- [Problem] Take the line containing "Convert this screenshot" and every line after it in the data below, and print them exactly as given, with nothing else.

Start of Data lines

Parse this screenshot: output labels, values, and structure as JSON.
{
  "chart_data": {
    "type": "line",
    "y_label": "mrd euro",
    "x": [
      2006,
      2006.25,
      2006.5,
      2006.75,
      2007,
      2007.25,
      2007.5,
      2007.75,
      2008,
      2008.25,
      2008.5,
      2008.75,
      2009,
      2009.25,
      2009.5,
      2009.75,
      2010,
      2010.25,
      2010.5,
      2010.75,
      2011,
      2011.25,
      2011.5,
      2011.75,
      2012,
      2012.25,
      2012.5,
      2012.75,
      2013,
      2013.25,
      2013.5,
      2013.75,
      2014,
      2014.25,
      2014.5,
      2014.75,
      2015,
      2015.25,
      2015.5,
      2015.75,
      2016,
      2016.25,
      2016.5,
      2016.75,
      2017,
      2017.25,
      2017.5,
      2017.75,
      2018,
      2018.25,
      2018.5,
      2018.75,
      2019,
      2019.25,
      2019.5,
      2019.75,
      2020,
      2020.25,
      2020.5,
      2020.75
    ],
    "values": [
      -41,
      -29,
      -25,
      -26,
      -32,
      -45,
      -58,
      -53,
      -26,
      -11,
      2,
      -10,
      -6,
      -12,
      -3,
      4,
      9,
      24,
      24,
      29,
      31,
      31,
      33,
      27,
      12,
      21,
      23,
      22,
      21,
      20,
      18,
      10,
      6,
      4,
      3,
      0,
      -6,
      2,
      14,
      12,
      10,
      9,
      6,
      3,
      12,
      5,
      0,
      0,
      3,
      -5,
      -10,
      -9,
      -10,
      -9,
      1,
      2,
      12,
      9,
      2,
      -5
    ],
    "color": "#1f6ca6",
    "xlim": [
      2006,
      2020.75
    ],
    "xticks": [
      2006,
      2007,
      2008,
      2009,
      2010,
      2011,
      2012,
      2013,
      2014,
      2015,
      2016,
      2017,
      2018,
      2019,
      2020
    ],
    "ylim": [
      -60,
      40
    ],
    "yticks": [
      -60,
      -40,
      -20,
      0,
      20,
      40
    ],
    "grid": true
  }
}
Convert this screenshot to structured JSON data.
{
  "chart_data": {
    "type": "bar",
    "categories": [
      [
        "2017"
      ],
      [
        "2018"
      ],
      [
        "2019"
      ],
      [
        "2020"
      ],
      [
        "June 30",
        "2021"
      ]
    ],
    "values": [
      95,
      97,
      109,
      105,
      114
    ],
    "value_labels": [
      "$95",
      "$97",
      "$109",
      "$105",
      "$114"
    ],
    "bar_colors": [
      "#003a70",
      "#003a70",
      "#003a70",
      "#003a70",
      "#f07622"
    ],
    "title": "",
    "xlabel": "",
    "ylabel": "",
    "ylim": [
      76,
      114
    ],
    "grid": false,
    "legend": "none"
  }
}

End of Data lines

- [Exercise result]
Convert this screenshot to structured JSON data.
{
  "chart_data": {
    "type": "bar",
    "categories": [
      [
        "2017"
      ],
      [
        "2018"
      ],
      [
        "2019"
      ],
      [
        "2020"
      ],
      [
        "June 30",
        "2021"
      ]
    ],
    "values": [
      95,
      97,
      109,
      105,
      114
    ],
    "value_labels": [
      "$95",
      "$97",
      "$109",
      "$105",
      "$114"
    ],
    "bar_colors": [
      "#003a70",
      "#003a70",
      "#003a70",
      "#003a70",
      "#f07622"
    ],
    "title": "",
    "xlabel": "",
    "ylabel": "",
    "ylim": [
      76,
      114
    ],
    "grid": false,
    "legend": "none"
  }
}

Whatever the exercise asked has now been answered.